## start
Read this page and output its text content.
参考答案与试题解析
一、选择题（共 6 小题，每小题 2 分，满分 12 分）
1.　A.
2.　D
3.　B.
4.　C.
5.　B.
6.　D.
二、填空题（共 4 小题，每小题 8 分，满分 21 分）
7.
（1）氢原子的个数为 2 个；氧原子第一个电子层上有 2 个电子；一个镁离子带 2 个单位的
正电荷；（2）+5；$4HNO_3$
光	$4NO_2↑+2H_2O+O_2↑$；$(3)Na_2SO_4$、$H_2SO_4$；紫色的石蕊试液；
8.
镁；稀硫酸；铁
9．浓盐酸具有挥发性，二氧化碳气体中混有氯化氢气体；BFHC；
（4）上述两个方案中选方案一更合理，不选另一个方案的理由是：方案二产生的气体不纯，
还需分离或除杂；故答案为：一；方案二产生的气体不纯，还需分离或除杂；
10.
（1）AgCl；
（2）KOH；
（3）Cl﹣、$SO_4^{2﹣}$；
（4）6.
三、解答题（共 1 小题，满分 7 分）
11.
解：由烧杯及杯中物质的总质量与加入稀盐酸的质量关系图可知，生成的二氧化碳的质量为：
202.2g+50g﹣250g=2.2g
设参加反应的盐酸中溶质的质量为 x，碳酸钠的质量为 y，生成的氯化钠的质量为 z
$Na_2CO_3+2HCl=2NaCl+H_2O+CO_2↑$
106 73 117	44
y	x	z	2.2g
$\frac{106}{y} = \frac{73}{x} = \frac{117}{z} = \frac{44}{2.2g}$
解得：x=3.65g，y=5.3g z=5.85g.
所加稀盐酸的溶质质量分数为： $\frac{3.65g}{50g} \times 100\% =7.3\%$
## end
# [WHAT YOU SHOULD DO]
Gather all the lines that include the word "方案二产生的气体不纯" and copy them out.

# [OUTPUT OF THE TASK]
（4）上述两个方案中选方案一更合理，不选另一个方案的理由是：方案二产生的气体不纯，
还需分离或除杂；故答案为：一；方案二产生的气体不纯，还需分离或除杂；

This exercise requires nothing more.